:: TASK INPUT

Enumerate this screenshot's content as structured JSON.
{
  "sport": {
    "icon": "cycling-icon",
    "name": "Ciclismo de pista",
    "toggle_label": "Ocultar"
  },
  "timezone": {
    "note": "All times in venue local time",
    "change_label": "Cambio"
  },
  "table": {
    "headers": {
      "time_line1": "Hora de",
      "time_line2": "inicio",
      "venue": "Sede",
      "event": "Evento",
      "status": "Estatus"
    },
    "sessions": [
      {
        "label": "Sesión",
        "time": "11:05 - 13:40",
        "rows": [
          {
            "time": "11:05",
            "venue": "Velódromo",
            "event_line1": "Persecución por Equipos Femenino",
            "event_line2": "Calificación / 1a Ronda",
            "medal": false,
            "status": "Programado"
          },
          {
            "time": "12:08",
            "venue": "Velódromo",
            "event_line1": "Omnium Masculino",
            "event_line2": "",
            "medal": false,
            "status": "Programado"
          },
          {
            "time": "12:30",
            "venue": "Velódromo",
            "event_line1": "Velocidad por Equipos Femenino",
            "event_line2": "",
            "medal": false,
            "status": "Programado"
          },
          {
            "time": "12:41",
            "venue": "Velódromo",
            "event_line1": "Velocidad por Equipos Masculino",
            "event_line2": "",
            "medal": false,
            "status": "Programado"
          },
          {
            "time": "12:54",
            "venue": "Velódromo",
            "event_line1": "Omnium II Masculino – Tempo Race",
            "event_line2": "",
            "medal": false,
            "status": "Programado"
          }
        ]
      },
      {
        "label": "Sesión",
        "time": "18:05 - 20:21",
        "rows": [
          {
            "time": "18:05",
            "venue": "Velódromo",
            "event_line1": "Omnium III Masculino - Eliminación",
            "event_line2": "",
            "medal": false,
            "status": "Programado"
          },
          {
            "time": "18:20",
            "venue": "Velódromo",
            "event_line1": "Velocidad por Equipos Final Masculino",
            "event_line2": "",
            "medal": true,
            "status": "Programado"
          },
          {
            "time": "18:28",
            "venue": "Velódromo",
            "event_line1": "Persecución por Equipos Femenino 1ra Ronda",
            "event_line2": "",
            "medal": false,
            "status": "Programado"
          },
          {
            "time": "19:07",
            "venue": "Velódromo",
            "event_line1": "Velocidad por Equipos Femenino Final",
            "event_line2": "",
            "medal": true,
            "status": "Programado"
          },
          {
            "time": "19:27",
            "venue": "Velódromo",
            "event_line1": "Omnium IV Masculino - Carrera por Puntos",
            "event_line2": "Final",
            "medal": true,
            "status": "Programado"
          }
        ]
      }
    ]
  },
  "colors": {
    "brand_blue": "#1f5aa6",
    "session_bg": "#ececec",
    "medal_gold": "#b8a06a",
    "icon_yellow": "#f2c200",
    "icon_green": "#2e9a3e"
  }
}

::::

Identify the lines that hold the word "Persecución". Copy every one of them.

            "event_line1": "Persecución por Equipos Femenino",
            "event_line1": "Persecución por Equipos Femenino 1ra Ronda",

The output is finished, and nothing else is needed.